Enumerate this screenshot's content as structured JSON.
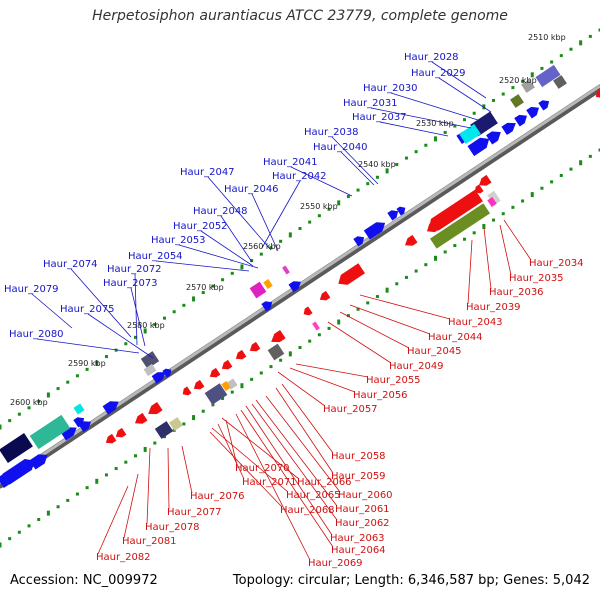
{
  "title": "Herpetosiphon aurantiacus ATCC 23779, complete genome",
  "footer": {
    "accession": "Accession: NC_009972",
    "topology": "Topology: circular; Length: 6,346,587 bp; Genes: 5,042"
  },
  "colors": {
    "forward_label": "#1515c8",
    "reverse_label": "#d01010",
    "backbone": "#808080",
    "tick": "#1a8c1a",
    "forward_gene": "#1010ee",
    "reverse_gene": "#ee1010"
  },
  "kbp_ticks": [
    "2510 kbp",
    "2520 kbp",
    "2530 kbp",
    "2540 kbp",
    "2550 kbp",
    "2560 kbp",
    "2570 kbp",
    "2580 kbp",
    "2590 kbp",
    "2600 kbp"
  ],
  "forward_labels": [
    "Haur_2028",
    "Haur_2029",
    "Haur_2030",
    "Haur_2031",
    "Haur_2037",
    "Haur_2038",
    "Haur_2040",
    "Haur_2041",
    "Haur_2047",
    "Haur_2042",
    "Haur_2046",
    "Haur_2048",
    "Haur_2052",
    "Haur_2053",
    "Haur_2054",
    "Haur_2074",
    "Haur_2072",
    "Haur_2073",
    "Haur_2079",
    "Haur_2075",
    "Haur_2080"
  ],
  "reverse_labels": [
    "Haur_2034",
    "Haur_2035",
    "Haur_2036",
    "Haur_2039",
    "Haur_2043",
    "Haur_2044",
    "Haur_2045",
    "Haur_2049",
    "Haur_2055",
    "Haur_2056",
    "Haur_2057",
    "Haur_2058",
    "Haur_2059",
    "Haur_2060",
    "Haur_2061",
    "Haur_2062",
    "Haur_2063",
    "Haur_2064",
    "Haur_2069",
    "Haur_2070",
    "Haur_2071",
    "Haur_2066",
    "Haur_2065",
    "Haur_2068",
    "Haur_2076",
    "Haur_2077",
    "Haur_2078",
    "Haur_2081",
    "Haur_2082"
  ]
}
┄┄┄┄┄┄┄┄┄┄
## TASK TO COMPLETE
Write the entries above out again exactly, but not the pictures.

## ANSWER BELOW
Enumerate this screenshot's content as structured JSON.
{
  "title": "Herpetosiphon aurantiacus ATCC 23779, complete genome",
  "footer": {
    "accession": "Accession: NC_009972",
    "topology": "Topology: circular; Length: 6,346,587 bp; Genes: 5,042"
  },
  "colors": {
    "forward_label": "#1515c8",
    "reverse_label": "#d01010",
    "backbone": "#808080",
    "tick": "#1a8c1a",
    "forward_gene": "#1010ee",
    "reverse_gene": "#ee1010"
  },
  "kbp_ticks": [
    "2510 kbp",
    "2520 kbp",
    "2530 kbp",
    "2540 kbp",
    "2550 kbp",
    "2560 kbp",
    "2570 kbp",
    "2580 kbp",
    "2590 kbp",
    "2600 kbp"
  ],
  "forward_labels": [
    "Haur_2028",
    "Haur_2029",
    "Haur_2030",
    "Haur_2031",
    "Haur_2037",
    "Haur_2038",
    "Haur_2040",
    "Haur_2041",
    "Haur_2047",
    "Haur_2042",
    "Haur_2046",
    "Haur_2048",
    "Haur_2052",
    "Haur_2053",
    "Haur_2054",
    "Haur_2074",
    "Haur_2072",
    "Haur_2073",
    "Haur_2079",
    "Haur_2075",
    "Haur_2080"
  ],
  "reverse_labels": [
    "Haur_2034",
    "Haur_2035",
    "Haur_2036",
    "Haur_2039",
    "Haur_2043",
    "Haur_2044",
    "Haur_2045",
    "Haur_2049",
    "Haur_2055",
    "Haur_2056",
    "Haur_2057",
    "Haur_2058",
    "Haur_2059",
    "Haur_2060",
    "Haur_2061",
    "Haur_2062",
    "Haur_2063",
    "Haur_2064",
    "Haur_2069",
    "Haur_2070",
    "Haur_2071",
    "Haur_2066",
    "Haur_2065",
    "Haur_2068",
    "Haur_2076",
    "Haur_2077",
    "Haur_2078",
    "Haur_2081",
    "Haur_2082"
  ]
}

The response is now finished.